**Task**
In the entries below, find every line holding the string "title" and collect it.
== The records
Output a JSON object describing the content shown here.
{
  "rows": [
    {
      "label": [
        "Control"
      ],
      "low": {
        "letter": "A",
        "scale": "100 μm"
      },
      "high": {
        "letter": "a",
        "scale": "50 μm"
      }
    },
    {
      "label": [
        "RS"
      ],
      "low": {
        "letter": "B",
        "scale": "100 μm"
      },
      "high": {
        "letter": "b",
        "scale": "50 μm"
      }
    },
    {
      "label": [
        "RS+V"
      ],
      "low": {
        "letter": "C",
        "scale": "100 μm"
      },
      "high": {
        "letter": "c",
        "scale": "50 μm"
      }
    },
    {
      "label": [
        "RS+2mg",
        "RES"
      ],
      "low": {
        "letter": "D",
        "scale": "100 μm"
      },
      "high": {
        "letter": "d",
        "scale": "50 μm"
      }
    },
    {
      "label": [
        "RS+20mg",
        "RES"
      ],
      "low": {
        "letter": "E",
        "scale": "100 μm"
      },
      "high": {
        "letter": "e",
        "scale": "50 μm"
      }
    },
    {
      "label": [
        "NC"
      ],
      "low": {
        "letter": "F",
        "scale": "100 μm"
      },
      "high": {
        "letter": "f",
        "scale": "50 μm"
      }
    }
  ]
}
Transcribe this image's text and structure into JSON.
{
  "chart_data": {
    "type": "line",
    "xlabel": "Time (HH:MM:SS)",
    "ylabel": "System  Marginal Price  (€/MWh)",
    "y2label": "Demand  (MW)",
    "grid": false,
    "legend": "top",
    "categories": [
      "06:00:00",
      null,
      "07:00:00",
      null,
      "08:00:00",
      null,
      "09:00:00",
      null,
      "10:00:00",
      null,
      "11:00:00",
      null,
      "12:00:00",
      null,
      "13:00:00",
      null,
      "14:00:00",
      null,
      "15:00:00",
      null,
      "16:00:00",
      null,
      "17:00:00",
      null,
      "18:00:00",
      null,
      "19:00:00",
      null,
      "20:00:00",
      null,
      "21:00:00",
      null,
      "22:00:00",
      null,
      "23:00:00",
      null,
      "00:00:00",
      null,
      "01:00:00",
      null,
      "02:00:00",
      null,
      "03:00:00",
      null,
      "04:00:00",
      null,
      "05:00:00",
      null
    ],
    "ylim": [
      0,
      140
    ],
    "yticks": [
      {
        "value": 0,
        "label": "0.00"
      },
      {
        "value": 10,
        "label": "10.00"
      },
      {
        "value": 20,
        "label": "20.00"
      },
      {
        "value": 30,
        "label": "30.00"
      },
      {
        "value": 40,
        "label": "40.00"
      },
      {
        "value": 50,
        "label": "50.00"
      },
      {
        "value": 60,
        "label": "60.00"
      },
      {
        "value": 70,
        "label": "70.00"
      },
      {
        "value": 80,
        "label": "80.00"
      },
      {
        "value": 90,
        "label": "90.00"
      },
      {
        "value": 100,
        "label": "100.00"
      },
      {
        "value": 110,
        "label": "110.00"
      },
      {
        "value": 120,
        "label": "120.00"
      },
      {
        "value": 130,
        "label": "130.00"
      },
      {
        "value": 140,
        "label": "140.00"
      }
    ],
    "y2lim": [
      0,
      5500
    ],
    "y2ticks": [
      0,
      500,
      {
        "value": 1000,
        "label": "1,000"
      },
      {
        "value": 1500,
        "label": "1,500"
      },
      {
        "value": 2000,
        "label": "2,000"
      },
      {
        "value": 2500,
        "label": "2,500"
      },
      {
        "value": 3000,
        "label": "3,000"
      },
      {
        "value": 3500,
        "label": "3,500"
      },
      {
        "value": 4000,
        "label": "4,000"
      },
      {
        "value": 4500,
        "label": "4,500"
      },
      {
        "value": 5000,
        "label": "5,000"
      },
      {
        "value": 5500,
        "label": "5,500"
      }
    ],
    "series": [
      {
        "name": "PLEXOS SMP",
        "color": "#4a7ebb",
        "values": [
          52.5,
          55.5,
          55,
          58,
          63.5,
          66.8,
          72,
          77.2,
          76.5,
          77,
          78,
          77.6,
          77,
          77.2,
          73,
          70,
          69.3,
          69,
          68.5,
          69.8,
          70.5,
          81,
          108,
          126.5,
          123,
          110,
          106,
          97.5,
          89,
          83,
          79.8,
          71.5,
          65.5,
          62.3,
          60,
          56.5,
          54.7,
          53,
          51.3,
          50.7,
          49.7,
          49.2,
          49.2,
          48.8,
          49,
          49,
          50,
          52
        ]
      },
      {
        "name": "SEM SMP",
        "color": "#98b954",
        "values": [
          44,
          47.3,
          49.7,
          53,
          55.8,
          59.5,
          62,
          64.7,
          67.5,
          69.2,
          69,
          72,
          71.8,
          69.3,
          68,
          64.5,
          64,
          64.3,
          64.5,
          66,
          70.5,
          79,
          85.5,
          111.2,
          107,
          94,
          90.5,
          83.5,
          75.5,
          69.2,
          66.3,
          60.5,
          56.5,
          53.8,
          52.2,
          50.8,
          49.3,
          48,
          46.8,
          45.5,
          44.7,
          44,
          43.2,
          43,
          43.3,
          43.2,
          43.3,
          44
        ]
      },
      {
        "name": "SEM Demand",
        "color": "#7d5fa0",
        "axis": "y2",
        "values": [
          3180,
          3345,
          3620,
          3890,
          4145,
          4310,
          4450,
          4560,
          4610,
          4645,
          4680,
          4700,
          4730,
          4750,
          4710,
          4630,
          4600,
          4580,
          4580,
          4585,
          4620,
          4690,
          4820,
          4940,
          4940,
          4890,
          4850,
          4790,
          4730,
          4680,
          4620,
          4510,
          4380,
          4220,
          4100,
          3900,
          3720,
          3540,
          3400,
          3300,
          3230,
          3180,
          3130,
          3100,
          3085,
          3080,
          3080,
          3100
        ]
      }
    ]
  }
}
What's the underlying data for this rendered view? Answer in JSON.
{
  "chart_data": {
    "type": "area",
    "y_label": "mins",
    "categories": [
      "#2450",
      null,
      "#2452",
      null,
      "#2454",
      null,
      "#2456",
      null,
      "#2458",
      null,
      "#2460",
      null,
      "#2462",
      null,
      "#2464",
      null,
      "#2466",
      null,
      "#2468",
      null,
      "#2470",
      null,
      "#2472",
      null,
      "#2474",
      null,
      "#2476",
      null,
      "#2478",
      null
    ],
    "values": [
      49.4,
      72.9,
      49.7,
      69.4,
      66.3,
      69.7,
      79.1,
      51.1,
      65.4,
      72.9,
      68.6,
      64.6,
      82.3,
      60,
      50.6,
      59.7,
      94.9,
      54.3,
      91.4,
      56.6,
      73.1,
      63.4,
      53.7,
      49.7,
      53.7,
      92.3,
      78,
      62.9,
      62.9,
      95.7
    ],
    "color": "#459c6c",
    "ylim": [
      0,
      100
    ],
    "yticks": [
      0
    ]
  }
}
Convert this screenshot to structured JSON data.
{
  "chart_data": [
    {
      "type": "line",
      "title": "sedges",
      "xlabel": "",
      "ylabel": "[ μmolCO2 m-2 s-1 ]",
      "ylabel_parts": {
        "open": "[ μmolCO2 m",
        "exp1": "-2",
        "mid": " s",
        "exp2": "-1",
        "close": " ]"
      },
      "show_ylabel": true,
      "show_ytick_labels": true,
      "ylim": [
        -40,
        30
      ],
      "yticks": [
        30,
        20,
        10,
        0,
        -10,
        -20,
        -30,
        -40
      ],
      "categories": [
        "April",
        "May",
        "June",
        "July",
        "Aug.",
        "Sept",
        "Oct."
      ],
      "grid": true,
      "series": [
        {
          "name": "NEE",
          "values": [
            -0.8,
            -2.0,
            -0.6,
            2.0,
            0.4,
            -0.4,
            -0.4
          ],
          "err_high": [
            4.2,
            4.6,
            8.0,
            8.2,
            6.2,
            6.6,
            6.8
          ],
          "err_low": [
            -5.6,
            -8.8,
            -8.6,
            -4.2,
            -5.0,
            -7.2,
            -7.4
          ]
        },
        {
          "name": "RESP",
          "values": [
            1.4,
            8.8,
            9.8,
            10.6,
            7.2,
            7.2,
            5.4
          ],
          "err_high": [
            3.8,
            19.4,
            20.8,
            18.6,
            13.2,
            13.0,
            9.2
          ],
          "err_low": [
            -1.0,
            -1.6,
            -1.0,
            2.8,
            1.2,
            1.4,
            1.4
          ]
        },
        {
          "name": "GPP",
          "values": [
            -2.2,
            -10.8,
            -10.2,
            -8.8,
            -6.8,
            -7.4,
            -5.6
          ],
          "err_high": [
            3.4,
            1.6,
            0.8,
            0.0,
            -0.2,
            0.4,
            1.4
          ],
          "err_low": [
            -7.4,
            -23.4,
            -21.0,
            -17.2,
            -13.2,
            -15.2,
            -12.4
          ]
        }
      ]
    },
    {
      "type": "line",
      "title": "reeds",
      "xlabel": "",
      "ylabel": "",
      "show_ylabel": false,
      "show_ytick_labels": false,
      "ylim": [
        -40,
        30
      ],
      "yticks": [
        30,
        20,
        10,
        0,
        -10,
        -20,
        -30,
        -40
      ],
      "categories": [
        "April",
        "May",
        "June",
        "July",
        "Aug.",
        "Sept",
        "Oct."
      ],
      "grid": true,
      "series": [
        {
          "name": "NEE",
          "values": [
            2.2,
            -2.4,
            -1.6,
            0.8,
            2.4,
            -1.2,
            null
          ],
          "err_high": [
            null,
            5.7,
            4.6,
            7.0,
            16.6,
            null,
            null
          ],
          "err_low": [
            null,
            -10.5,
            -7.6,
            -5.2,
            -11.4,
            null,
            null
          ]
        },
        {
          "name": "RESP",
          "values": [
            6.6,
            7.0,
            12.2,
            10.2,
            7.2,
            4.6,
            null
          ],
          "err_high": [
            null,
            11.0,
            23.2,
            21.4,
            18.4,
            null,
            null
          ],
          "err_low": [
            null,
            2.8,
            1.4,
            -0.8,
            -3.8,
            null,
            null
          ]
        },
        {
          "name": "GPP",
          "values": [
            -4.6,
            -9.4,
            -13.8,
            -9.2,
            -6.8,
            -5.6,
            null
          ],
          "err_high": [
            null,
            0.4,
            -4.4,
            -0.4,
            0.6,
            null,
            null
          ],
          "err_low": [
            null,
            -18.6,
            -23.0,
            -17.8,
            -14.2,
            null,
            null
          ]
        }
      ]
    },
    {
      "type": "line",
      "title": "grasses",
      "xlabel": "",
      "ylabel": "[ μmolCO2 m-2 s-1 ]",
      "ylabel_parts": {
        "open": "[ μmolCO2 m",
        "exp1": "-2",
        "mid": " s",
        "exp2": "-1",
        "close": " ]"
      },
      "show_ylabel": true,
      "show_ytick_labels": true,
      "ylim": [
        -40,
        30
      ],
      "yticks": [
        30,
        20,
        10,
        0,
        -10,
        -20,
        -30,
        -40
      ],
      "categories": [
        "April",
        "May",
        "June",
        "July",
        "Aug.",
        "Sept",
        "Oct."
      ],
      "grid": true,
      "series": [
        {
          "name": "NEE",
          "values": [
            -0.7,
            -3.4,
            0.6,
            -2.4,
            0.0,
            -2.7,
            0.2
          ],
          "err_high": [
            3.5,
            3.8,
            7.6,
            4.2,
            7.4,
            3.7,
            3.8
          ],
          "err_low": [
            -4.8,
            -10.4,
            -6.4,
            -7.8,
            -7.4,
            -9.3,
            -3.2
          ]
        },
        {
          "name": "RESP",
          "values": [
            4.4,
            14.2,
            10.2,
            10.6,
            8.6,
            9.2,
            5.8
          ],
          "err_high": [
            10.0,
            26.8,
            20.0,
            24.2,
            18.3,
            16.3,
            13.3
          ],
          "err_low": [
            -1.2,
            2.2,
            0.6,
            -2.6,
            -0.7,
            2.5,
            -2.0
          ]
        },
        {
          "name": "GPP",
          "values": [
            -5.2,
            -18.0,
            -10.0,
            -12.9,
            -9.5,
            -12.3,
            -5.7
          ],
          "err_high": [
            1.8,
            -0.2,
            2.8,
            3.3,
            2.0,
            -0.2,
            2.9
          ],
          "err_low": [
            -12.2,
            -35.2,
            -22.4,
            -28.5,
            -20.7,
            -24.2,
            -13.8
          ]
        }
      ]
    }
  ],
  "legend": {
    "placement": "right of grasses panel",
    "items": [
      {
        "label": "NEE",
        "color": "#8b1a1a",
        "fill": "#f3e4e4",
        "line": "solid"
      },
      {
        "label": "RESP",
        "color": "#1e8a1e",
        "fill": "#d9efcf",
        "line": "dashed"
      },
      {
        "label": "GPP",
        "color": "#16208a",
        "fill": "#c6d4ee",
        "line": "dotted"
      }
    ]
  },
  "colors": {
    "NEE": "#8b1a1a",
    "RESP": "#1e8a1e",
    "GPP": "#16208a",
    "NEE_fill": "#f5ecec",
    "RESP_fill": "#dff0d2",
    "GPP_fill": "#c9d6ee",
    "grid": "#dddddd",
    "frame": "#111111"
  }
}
====
**Output for this task**
      "title": "sedges",
      "title": "reeds",
      "title": "grasses",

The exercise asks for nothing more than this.